» **WHAT THIS TASK INVOLVES**: In the entries below, swap every occurrence of "detection-beam" for "sensor-ray" and reproduce the lines with nothing else changed.

Region and label listings
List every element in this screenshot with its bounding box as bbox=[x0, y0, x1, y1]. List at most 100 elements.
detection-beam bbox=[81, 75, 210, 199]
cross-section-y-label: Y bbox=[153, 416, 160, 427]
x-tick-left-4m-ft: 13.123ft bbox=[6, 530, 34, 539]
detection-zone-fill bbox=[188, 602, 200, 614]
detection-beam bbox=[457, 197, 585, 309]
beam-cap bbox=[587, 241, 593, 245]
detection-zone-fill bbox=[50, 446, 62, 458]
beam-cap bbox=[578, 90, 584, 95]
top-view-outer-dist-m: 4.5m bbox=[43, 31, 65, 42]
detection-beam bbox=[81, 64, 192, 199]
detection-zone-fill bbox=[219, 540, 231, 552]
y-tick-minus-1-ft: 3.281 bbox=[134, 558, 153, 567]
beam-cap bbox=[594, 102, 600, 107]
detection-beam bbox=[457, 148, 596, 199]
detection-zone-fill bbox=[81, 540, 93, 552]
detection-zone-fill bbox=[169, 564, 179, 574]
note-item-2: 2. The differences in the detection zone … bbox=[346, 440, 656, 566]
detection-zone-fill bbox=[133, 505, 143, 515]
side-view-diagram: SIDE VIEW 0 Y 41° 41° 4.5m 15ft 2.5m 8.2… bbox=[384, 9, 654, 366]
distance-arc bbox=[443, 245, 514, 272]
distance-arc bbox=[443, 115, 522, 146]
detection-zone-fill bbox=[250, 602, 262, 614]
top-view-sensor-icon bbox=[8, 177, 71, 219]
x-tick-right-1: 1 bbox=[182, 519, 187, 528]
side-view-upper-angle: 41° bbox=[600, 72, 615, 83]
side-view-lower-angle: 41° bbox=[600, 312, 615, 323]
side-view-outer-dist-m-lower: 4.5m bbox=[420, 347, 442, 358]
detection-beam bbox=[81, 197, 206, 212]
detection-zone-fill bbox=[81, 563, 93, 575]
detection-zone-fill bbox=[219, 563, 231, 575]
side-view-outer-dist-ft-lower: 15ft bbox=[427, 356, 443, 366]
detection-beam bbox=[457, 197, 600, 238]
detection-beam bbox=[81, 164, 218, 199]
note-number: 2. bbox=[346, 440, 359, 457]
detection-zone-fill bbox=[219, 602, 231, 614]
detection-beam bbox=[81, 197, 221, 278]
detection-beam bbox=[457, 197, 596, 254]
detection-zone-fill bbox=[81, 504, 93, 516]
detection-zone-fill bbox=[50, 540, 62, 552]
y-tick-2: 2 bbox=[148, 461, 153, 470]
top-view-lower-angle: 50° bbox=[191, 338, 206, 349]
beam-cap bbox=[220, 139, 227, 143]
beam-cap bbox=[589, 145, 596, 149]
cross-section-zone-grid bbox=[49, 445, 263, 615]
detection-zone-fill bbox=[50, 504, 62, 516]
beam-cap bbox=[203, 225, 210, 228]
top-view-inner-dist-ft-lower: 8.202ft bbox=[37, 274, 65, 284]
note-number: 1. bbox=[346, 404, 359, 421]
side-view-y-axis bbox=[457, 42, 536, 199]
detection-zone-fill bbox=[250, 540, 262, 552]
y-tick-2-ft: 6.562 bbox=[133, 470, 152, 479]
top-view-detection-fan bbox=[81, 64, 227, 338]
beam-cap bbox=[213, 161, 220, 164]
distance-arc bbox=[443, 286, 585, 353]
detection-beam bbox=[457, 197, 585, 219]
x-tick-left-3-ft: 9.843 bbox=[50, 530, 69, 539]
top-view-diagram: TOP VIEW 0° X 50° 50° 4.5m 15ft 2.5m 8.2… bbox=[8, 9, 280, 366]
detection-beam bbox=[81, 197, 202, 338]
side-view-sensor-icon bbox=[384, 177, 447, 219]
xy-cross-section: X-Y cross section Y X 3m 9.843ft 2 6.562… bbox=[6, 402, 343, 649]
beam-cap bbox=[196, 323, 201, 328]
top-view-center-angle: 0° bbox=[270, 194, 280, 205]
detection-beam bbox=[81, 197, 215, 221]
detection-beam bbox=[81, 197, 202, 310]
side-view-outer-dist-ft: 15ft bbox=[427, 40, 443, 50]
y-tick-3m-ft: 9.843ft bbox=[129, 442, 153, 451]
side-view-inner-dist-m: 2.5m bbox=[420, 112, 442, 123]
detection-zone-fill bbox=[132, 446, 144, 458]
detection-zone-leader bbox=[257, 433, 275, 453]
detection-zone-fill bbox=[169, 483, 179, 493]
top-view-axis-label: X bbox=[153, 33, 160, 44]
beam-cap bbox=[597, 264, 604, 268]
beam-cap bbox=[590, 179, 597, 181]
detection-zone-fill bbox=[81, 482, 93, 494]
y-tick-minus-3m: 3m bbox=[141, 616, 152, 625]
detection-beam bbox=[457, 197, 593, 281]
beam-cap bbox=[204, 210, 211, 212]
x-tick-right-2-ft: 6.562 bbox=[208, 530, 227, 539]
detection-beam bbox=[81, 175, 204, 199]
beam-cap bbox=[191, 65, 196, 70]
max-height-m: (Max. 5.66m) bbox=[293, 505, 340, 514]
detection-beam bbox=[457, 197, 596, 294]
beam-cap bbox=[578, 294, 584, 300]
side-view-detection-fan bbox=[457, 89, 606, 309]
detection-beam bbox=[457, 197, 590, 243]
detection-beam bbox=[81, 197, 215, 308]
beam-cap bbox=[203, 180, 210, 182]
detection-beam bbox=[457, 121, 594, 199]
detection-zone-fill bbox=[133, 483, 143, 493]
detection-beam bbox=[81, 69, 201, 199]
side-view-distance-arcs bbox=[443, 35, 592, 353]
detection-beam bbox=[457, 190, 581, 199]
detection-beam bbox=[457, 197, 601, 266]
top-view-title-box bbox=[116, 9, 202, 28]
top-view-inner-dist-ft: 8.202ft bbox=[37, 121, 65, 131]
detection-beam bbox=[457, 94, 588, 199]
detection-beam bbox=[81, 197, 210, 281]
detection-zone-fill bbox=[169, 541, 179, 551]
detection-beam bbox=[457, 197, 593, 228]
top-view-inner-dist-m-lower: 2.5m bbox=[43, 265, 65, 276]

» **SOLUTION TO THE PROBLEM**:
List every element in this screenshot with its bounding box as bbox=[x0, y0, x1, y1]. List at most 100 elements.
sensor-ray bbox=[81, 75, 210, 199]
cross-section-y-label: Y bbox=[153, 416, 160, 427]
x-tick-left-4m-ft: 13.123ft bbox=[6, 530, 34, 539]
detection-zone-fill bbox=[188, 602, 200, 614]
sensor-ray bbox=[457, 197, 585, 309]
beam-cap bbox=[587, 241, 593, 245]
detection-zone-fill bbox=[50, 446, 62, 458]
beam-cap bbox=[578, 90, 584, 95]
top-view-outer-dist-m: 4.5m bbox=[43, 31, 65, 42]
sensor-ray bbox=[81, 64, 192, 199]
detection-zone-fill bbox=[219, 540, 231, 552]
y-tick-minus-1-ft: 3.281 bbox=[134, 558, 153, 567]
beam-cap bbox=[594, 102, 600, 107]
sensor-ray bbox=[457, 148, 596, 199]
detection-zone-fill bbox=[81, 540, 93, 552]
detection-zone-fill bbox=[169, 564, 179, 574]
note-item-2: 2. The differences in the detection zone … bbox=[346, 440, 656, 566]
detection-zone-fill bbox=[133, 505, 143, 515]
side-view-diagram: SIDE VIEW 0 Y 41° 41° 4.5m 15ft 2.5m 8.2… bbox=[384, 9, 654, 366]
distance-arc bbox=[443, 245, 514, 272]
distance-arc bbox=[443, 115, 522, 146]
detection-zone-fill bbox=[250, 602, 262, 614]
top-view-sensor-icon bbox=[8, 177, 71, 219]
x-tick-right-1: 1 bbox=[182, 519, 187, 528]
side-view-upper-angle: 41° bbox=[600, 72, 615, 83]
side-view-lower-angle: 41° bbox=[600, 312, 615, 323]
side-view-outer-dist-m-lower: 4.5m bbox=[420, 347, 442, 358]
sensor-ray bbox=[81, 197, 206, 212]
detection-zone-fill bbox=[81, 563, 93, 575]
detection-zone-fill bbox=[219, 563, 231, 575]
side-view-outer-dist-ft-lower: 15ft bbox=[427, 356, 443, 366]
sensor-ray bbox=[457, 197, 600, 238]
sensor-ray bbox=[81, 164, 218, 199]
note-number: 2. bbox=[346, 440, 359, 457]
detection-zone-fill bbox=[219, 602, 231, 614]
sensor-ray bbox=[81, 197, 221, 278]
sensor-ray bbox=[457, 197, 596, 254]
detection-zone-fill bbox=[81, 504, 93, 516]
detection-zone-fill bbox=[50, 540, 62, 552]
y-tick-2: 2 bbox=[148, 461, 153, 470]
top-view-lower-angle: 50° bbox=[191, 338, 206, 349]
beam-cap bbox=[220, 139, 227, 143]
beam-cap bbox=[589, 145, 596, 149]
cross-section-zone-grid bbox=[49, 445, 263, 615]
detection-zone-fill bbox=[50, 504, 62, 516]
beam-cap bbox=[203, 225, 210, 228]
top-view-inner-dist-ft-lower: 8.202ft bbox=[37, 274, 65, 284]
note-number: 1. bbox=[346, 404, 359, 421]
side-view-y-axis bbox=[457, 42, 536, 199]
detection-zone-fill bbox=[250, 540, 262, 552]
y-tick-2-ft: 6.562 bbox=[133, 470, 152, 479]
top-view-detection-fan bbox=[81, 64, 227, 338]
beam-cap bbox=[213, 161, 220, 164]
distance-arc bbox=[443, 286, 585, 353]
sensor-ray bbox=[457, 197, 585, 219]
x-tick-left-3-ft: 9.843 bbox=[50, 530, 69, 539]
top-view-diagram: TOP VIEW 0° X 50° 50° 4.5m 15ft 2.5m 8.2… bbox=[8, 9, 280, 366]
sensor-ray bbox=[81, 197, 202, 338]
side-view-sensor-icon bbox=[384, 177, 447, 219]
xy-cross-section: X-Y cross section Y X 3m 9.843ft 2 6.562… bbox=[6, 402, 343, 649]
beam-cap bbox=[196, 323, 201, 328]
top-view-center-angle: 0° bbox=[270, 194, 280, 205]
sensor-ray bbox=[81, 197, 215, 221]
sensor-ray bbox=[81, 197, 202, 310]
side-view-outer-dist-ft: 15ft bbox=[427, 40, 443, 50]
y-tick-3m-ft: 9.843ft bbox=[129, 442, 153, 451]
side-view-inner-dist-m: 2.5m bbox=[420, 112, 442, 123]
detection-zone-fill bbox=[132, 446, 144, 458]
detection-zone-leader bbox=[257, 433, 275, 453]
detection-zone-fill bbox=[169, 483, 179, 493]
top-view-axis-label: X bbox=[153, 33, 160, 44]
beam-cap bbox=[597, 264, 604, 268]
beam-cap bbox=[590, 179, 597, 181]
detection-zone-fill bbox=[81, 482, 93, 494]
y-tick-minus-3m: 3m bbox=[141, 616, 152, 625]
sensor-ray bbox=[457, 197, 593, 281]
beam-cap bbox=[204, 210, 211, 212]
x-tick-right-2-ft: 6.562 bbox=[208, 530, 227, 539]
sensor-ray bbox=[81, 175, 204, 199]
beam-cap bbox=[191, 65, 196, 70]
max-height-m: (Max. 5.66m) bbox=[293, 505, 340, 514]
sensor-ray bbox=[457, 197, 596, 294]
beam-cap bbox=[578, 294, 584, 300]
side-view-detection-fan bbox=[457, 89, 606, 309]
sensor-ray bbox=[457, 197, 590, 243]
sensor-ray bbox=[81, 197, 215, 308]
beam-cap bbox=[203, 180, 210, 182]
sensor-ray bbox=[457, 121, 594, 199]
detection-zone-fill bbox=[133, 483, 143, 493]
sensor-ray bbox=[81, 69, 201, 199]
side-view-distance-arcs bbox=[443, 35, 592, 353]
sensor-ray bbox=[457, 190, 581, 199]
sensor-ray bbox=[457, 197, 601, 266]
top-view-title-box bbox=[116, 9, 202, 28]
top-view-inner-dist-ft: 8.202ft bbox=[37, 121, 65, 131]
sensor-ray bbox=[457, 94, 588, 199]
sensor-ray bbox=[81, 197, 210, 281]
detection-zone-fill bbox=[169, 541, 179, 551]
sensor-ray bbox=[457, 197, 593, 228]
top-view-inner-dist-m-lower: 2.5m bbox=[43, 265, 65, 276]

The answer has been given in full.